## Begin

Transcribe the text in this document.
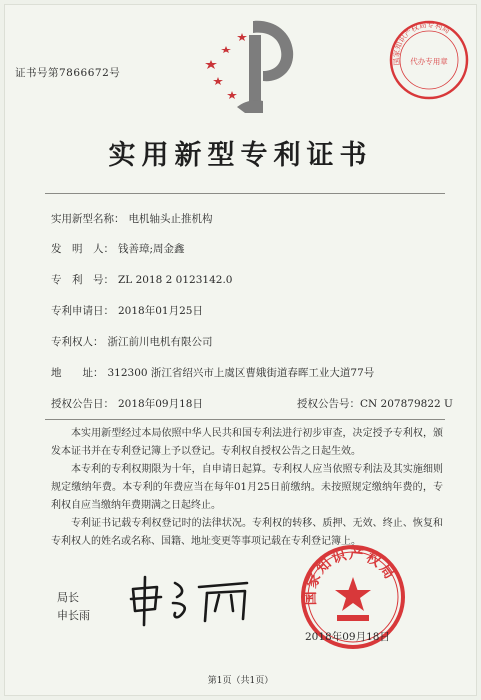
证书号第7866672号
国家知识产权局专利局
代办专用章
实用新型专利证书
实用新型名称： 电机轴头止推机构
发　明　人： 钱善璋;周金鑫
专　利　号： ZL 2018 2 0123142.0
专利申请日： 2018年01月25日
专利权人： 浙江前川电机有限公司
地　　址： 312300 浙江省绍兴市上虞区曹娥街道春晖工业大道77号
授权公告日： 2018年09月18日	授权公告号：CN 207879822 U

本实用新型经过本局依照中华人民共和国专利法进行初步审查，决定授予专利权，颁发本证书并在专利登记簿上予以登记。专利权自授权公告之日起生效。

本专利的专利权期限为十年，自申请日起算。专利权人应当依照专利法及其实施细则规定缴纳年费。本专利的年费应当在每年01月25日前缴纳。未按照规定缴纳年费的，专利权自应当缴纳年费期满之日起终止。

专利证书记载专利权登记时的法律状况。专利权的转移、质押、无效、终止、恢复和专利权人的姓名或名称、国籍、地址变更等事项记载在专利登记簿上。

局长
申长雨
国家知识产权局
2018年09月18日
第1页（共1页）
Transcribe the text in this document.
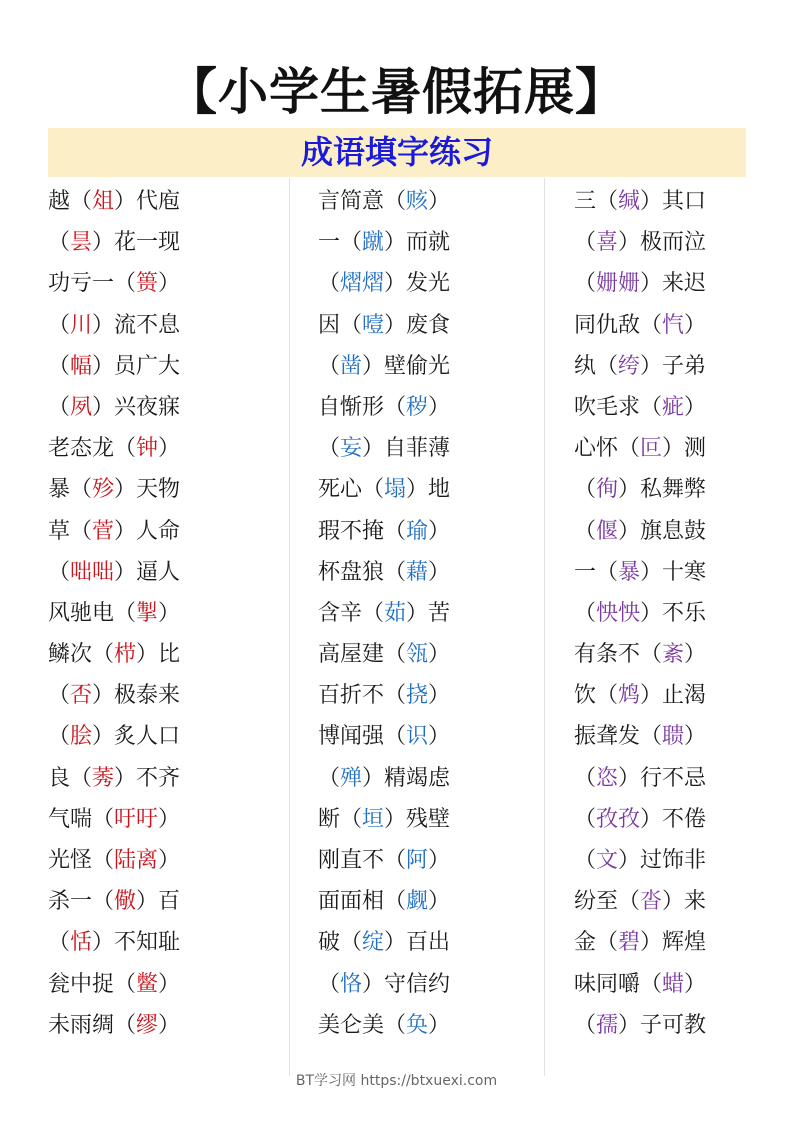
【小学生暑假拓展】
成语填字练习
越（俎）代庖
（昙）花一现
功亏一（篑）
（川）流不息
（幅）员广大
（夙）兴夜寐
老态龙（钟）
暴（殄）天物
草（菅）人命
（咄咄）逼人
风驰电（掣）
鳞次（栉）比
（否）极泰来
（脍）炙人口
良（莠）不齐
气喘（吁吁）
光怪（陆离）
杀一（儆）百
（恬）不知耻
瓮中捉（鳖）
未雨绸（缪）
言简意（赅）
一（蹴）而就
（熠熠）发光
因（噎）废食
（凿）壁偷光
自惭形（秽）
（妄）自菲薄
死心（塌）地
瑕不掩（瑜）
杯盘狼（藉）
含辛（茹）苦
高屋建（瓴）
百折不（挠）
博闻强（识）
（殚）精竭虑
断（垣）残壁
刚直不（阿）
面面相（觑）
破（绽）百出
（恪）守信约
美仑美（奂）
三（缄）其口
（喜）极而泣
（姗姗）来迟
同仇敌（忾）
纨（绔）子弟
吹毛求（疵）
心怀（叵）测
（徇）私舞弊
（偃）旗息鼓
一（暴）十寒
（怏怏）不乐
有条不（紊）
饮（鸩）止渴
振聋发（聩）
（恣）行不忌
（孜孜）不倦
（文）过饰非
纷至（沓）来
金（碧）辉煌
味同嚼（蜡）
（孺）子可教
BT学习网 https://btxuexi.com
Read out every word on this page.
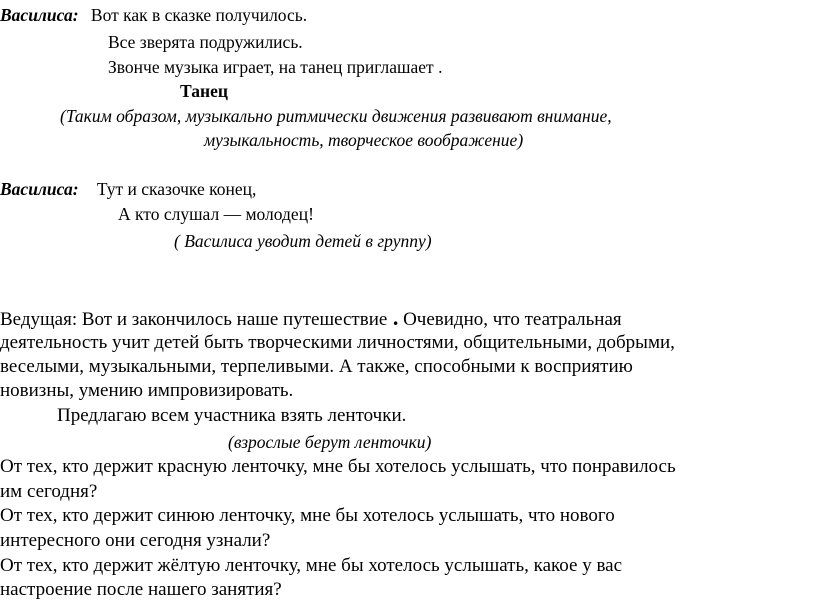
Василиса: Вот как в сказке получилось.
Все зверята подружились.
Звонче музыка играет, на танец приглашает .
Танец
(Таким образом, музыкально ритмически движения развивают внимание,
музыкальность, творческое воображение)
Василиса: Тут и сказочке конец,
А кто слушал — молодец!
( Василиса уводит детей в группу)
Ведущая: Вот и закончилось наше путешествие . Очевидно, что театральная
деятельность учит детей быть творческими личностями, общительными, добрыми,
веселыми, музыкальными, терпеливыми. А также, способными к восприятию
новизны, умению импровизировать.
Предлагаю всем участника взять ленточки.
(взрослые берут ленточки)
От тех, кто держит красную ленточку, мне бы хотелось услышать, что понравилось
им сегодня?
От тех, кто держит синюю ленточку, мне бы хотелось услышать, что нового
интересного они сегодня узнали?
От тех, кто держит жёлтую ленточку, мне бы хотелось услышать, какое у вас
настроение после нашего занятия?
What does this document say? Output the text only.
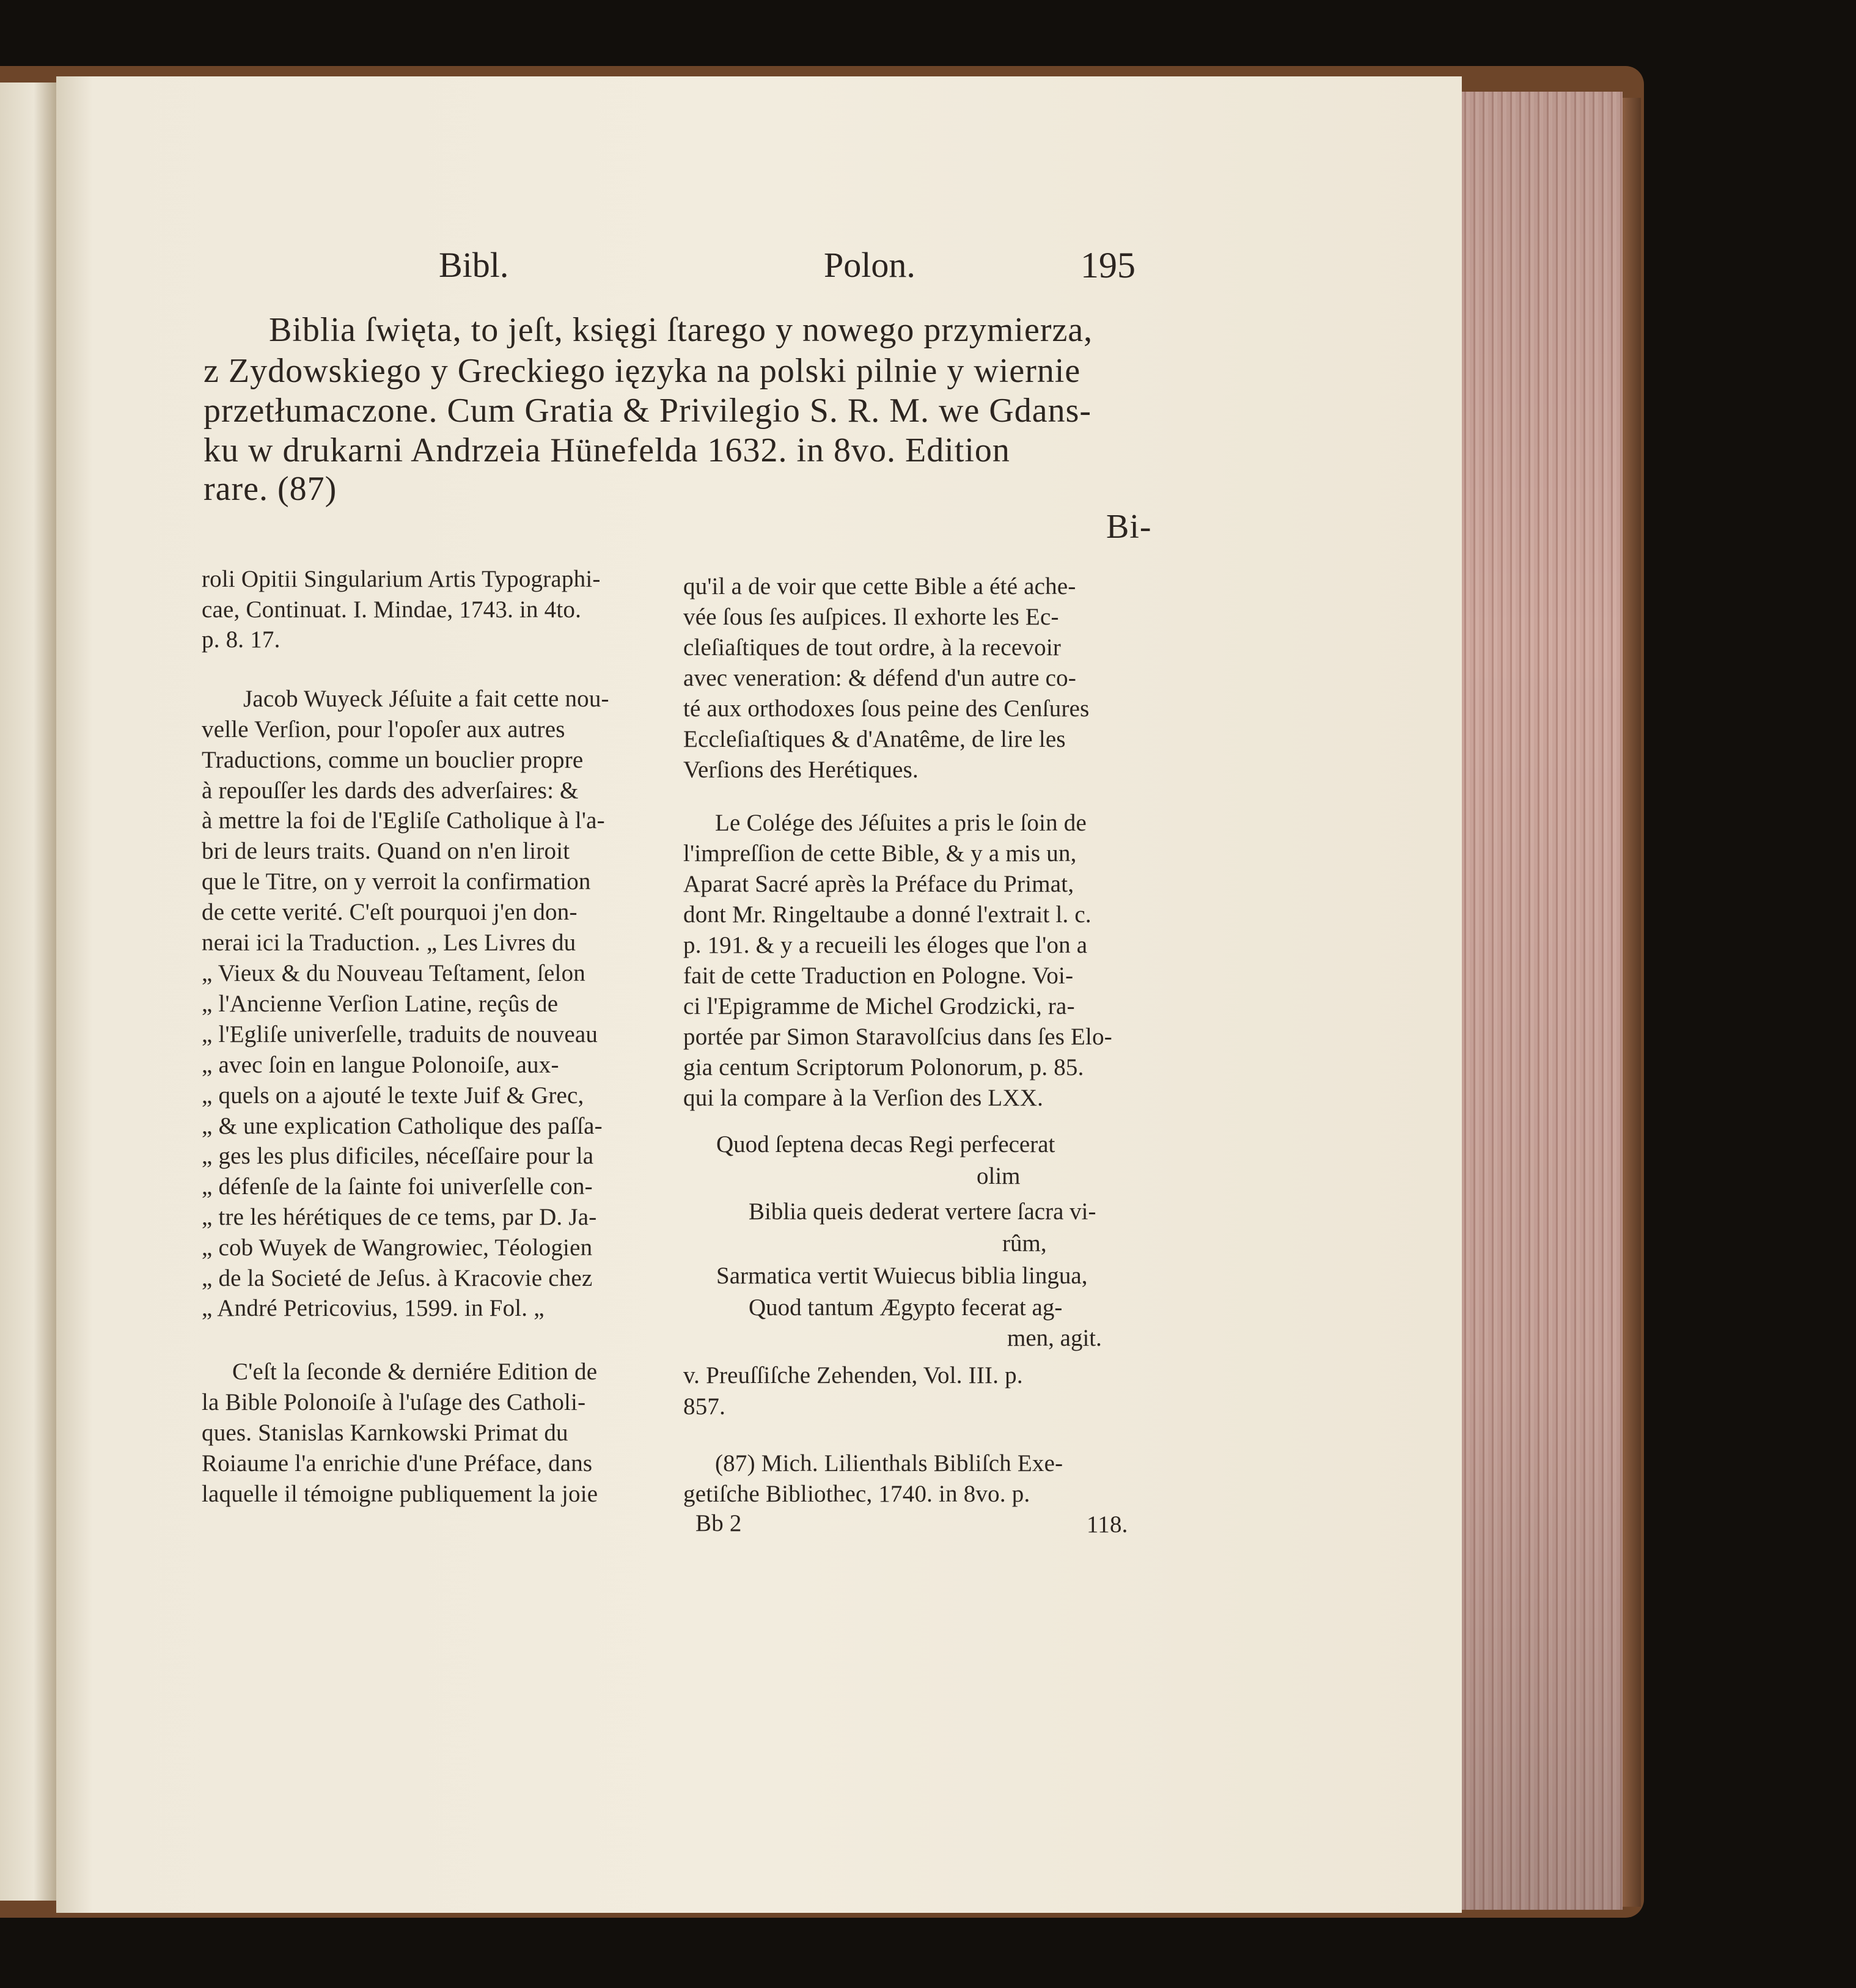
Bibl.	Polon.	195
Biblia ſwięta, to jeſt, księgi ſtarego y nowego przymierza,
z Zydowskiego y Greckiego ięzyka na polski pilnie y wiernie
przetłumaczone. Cum Gratia & Privilegio S. R. M. we Gdans-
ku w drukarni Andrzeia Hünefelda 1632. in 8vo. Edition
rare. (87)
Bi-
roli Opitii Singularium Artis Typographi-
cae, Continuat. I. Mindae, 1743. in 4to.
p. 8. 17.
Jacob Wuyeck Jéſuite a fait cette nou-
velle Verſion, pour l'opoſer aux autres
Traductions, comme un bouclier propre
à repouſſer les dards des adverſaires: &
à mettre la foi de l'Egliſe Catholique à l'a-
bri de leurs traits. Quand on n'en liroit
que le Titre, on y verroit la confirmation
de cette verité. C'eſt pourquoi j'en don-
nerai ici la Traduction. „ Les Livres du
„ Vieux & du Nouveau Teſtament, ſelon
„ l'Ancienne Verſion Latine, reçûs de
„ l'Egliſe univerſelle, traduits de nouveau
„ avec ſoin en langue Polonoiſe, aux-
„ quels on a ajouté le texte Juif & Grec,
„ & une explication Catholique des paſſa-
„ ges les plus dificiles, néceſſaire pour la
„ défenſe de la ſainte foi univerſelle con-
„ tre les hérétiques de ce tems, par D. Ja-
„ cob Wuyek de Wangrowiec, Téologien
„ de la Societé de Jeſus. à Kracovie chez
„ André Petricovius, 1599. in Fol. „
C'eſt la ſeconde & derniére Edition de
la Bible Polonoiſe à l'uſage des Catholi-
ques. Stanislas Karnkowski Primat du
Roiaume l'a enrichie d'une Préface, dans
laquelle il témoigne publiquement la joie
qu'il a de voir que cette Bible a été ache-
vée ſous ſes auſpices. Il exhorte les Ec-
cleſiaſtiques de tout ordre, à la recevoir
avec veneration: & défend d'un autre co-
té aux orthodoxes ſous peine des Cenſures
Eccleſiaſtiques & d'Anatême, de lire les
Verſions des Herétiques.
Le Colége des Jéſuites a pris le ſoin de
l'impreſſion de cette Bible, & y a mis un,
Aparat Sacré après la Préface du Primat,
dont Mr. Ringeltaube a donné l'extrait l. c.
p. 191. & y a recueili les éloges que l'on a
fait de cette Traduction en Pologne. Voi-
ci l'Epigramme de Michel Grodzicki, ra-
portée par Simon Staravolſcius dans ſes Elo-
gia centum Scriptorum Polonorum, p. 85.
qui la compare à la Verſion des LXX.
Quod ſeptena decas Regi perfecerat
olim
Biblia queis dederat vertere ſacra vi-
rûm,
Sarmatica vertit Wuiecus biblia lingua,
Quod tantum Ægypto fecerat ag-
men, agit.
v. Preuſſiſche Zehenden, Vol. III. p.
857.
(87) Mich. Lilienthals Bibliſch Exe-
getiſche Bibliothec, 1740. in 8vo. p.
118.
Bb 2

## End

* _Stated problem_
Locate and copy each line in the data above that includes the word "ленточку".

* _Task answer_
От тех, кто держит красную ленточку, мне бы хотелось услышать, что понравилось
От тех, кто держит синюю ленточку, мне бы хотелось услышать, что нового
От тех, кто держит жёлтую ленточку, мне бы хотелось услышать, какое у вас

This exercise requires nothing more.